Data entries
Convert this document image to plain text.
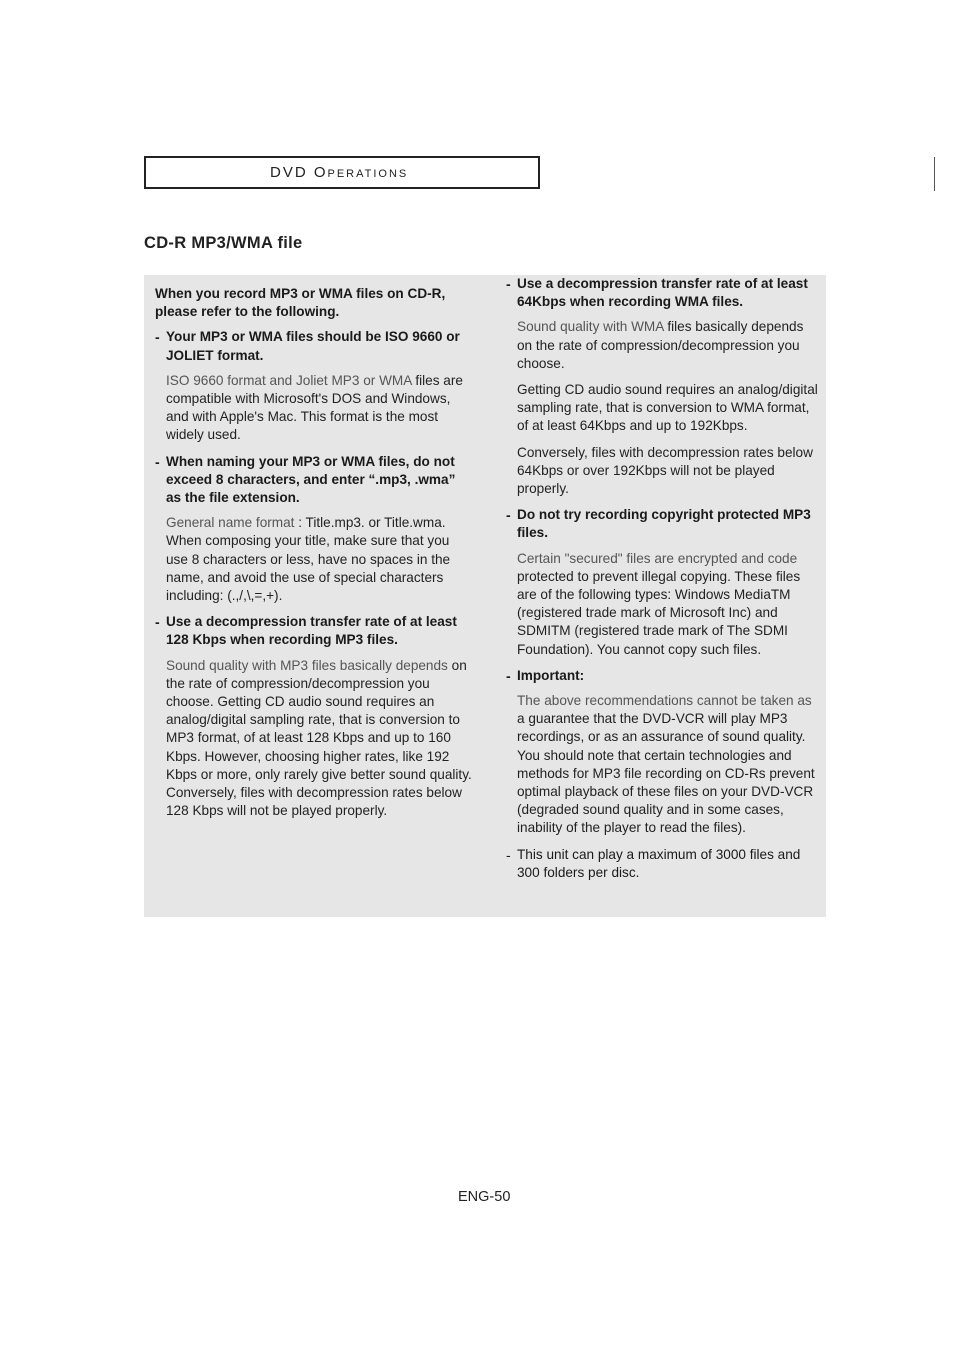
DVD Operations
CD-R MP3/WMA file
When you record MP3 or WMA files on CD-R, please refer to the following.
- Your MP3 or WMA files should be ISO 9660 or JOLIET format.
ISO 9660 format and Joliet MP3 or WMA files are compatible with Microsoft's DOS and Windows, and with Apple's Mac. This format is the most widely used.
- When naming your MP3 or WMA files, do not exceed 8 characters, and enter “.mp3, .wma” as the file extension.
General name format : Title.mp3. or Title.wma. When composing your title, make sure that you use 8 characters or less, have no spaces in the name, and avoid the use of special characters including: (.,/,\,=,+).
- Use a decompression transfer rate of at least 128 Kbps when recording MP3 files.
Sound quality with MP3 files basically depends on the rate of compression/decompression you choose. Getting CD audio sound requires an analog/digital sampling rate, that is conversion to MP3 format, of at least 128 Kbps and up to 160 Kbps. However, choosing higher rates, like 192 Kbps or more, only rarely give better sound quality. Conversely, files with decompression rates below 128 Kbps will not be played properly.
- Use a decompression transfer rate of at least 64Kbps when recording WMA files.
Sound quality with WMA files basically depends on the rate of compression/decompression you choose.
Getting CD audio sound requires an analog/digital sampling rate, that is conversion to WMA format, of at least 64Kbps and up to 192Kbps.
Conversely, files with decompression rates below 64Kbps or over 192Kbps will not be played properly.
- Do not try recording copyright protected MP3 files.
Certain "secured" files are encrypted and code protected to prevent illegal copying. These files are of the following types: Windows MediaTM (registered trade mark of Microsoft Inc) and SDMITM (registered trade mark of The SDMI Foundation). You cannot copy such files.
- Important:
The above recommendations cannot be taken as a guarantee that the DVD-VCR will play MP3 recordings, or as an assurance of sound quality. You should note that certain technologies and methods for MP3 file recording on CD-Rs prevent optimal playback of these files on your DVD-VCR (degraded sound quality and in some cases, inability of the player to read the files).
- This unit can play a maximum of 3000 files and 300 folders per disc.
ENG-50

▸ **TASK TO CARRY OUT**
Every entry above is to be set down exactly; the pictures are to be left out.

▸ **RESULT OF THIS TASK**
Convert this document image to plain text.
DVD Operations
CD-R MP3/WMA file
When you record MP3 or WMA files on CD-R, please refer to the following.
- Your MP3 or WMA files should be ISO 9660 or JOLIET format.
ISO 9660 format and Joliet MP3 or WMA files are compatible with Microsoft's DOS and Windows, and with Apple's Mac. This format is the most widely used.
- When naming your MP3 or WMA files, do not exceed 8 characters, and enter “.mp3, .wma” as the file extension.
General name format : Title.mp3. or Title.wma. When composing your title, make sure that you use 8 characters or less, have no spaces in the name, and avoid the use of special characters including: (.,/,\,=,+).
- Use a decompression transfer rate of at least 128 Kbps when recording MP3 files.
Sound quality with MP3 files basically depends on the rate of compression/decompression you choose. Getting CD audio sound requires an analog/digital sampling rate, that is conversion to MP3 format, of at least 128 Kbps and up to 160 Kbps. However, choosing higher rates, like 192 Kbps or more, only rarely give better sound quality. Conversely, files with decompression rates below 128 Kbps will not be played properly.
- Use a decompression transfer rate of at least 64Kbps when recording WMA files.
Sound quality with WMA files basically depends on the rate of compression/decompression you choose.
Getting CD audio sound requires an analog/digital sampling rate, that is conversion to WMA format, of at least 64Kbps and up to 192Kbps.
Conversely, files with decompression rates below 64Kbps or over 192Kbps will not be played properly.
- Do not try recording copyright protected MP3 files.
Certain "secured" files are encrypted and code protected to prevent illegal copying. These files are of the following types: Windows MediaTM (registered trade mark of Microsoft Inc) and SDMITM (registered trade mark of The SDMI Foundation). You cannot copy such files.
- Important:
The above recommendations cannot be taken as a guarantee that the DVD-VCR will play MP3 recordings, or as an assurance of sound quality. You should note that certain technologies and methods for MP3 file recording on CD-Rs prevent optimal playback of these files on your DVD-VCR (degraded sound quality and in some cases, inability of the player to read the files).
- This unit can play a maximum of 3000 files and 300 folders per disc.
ENG-50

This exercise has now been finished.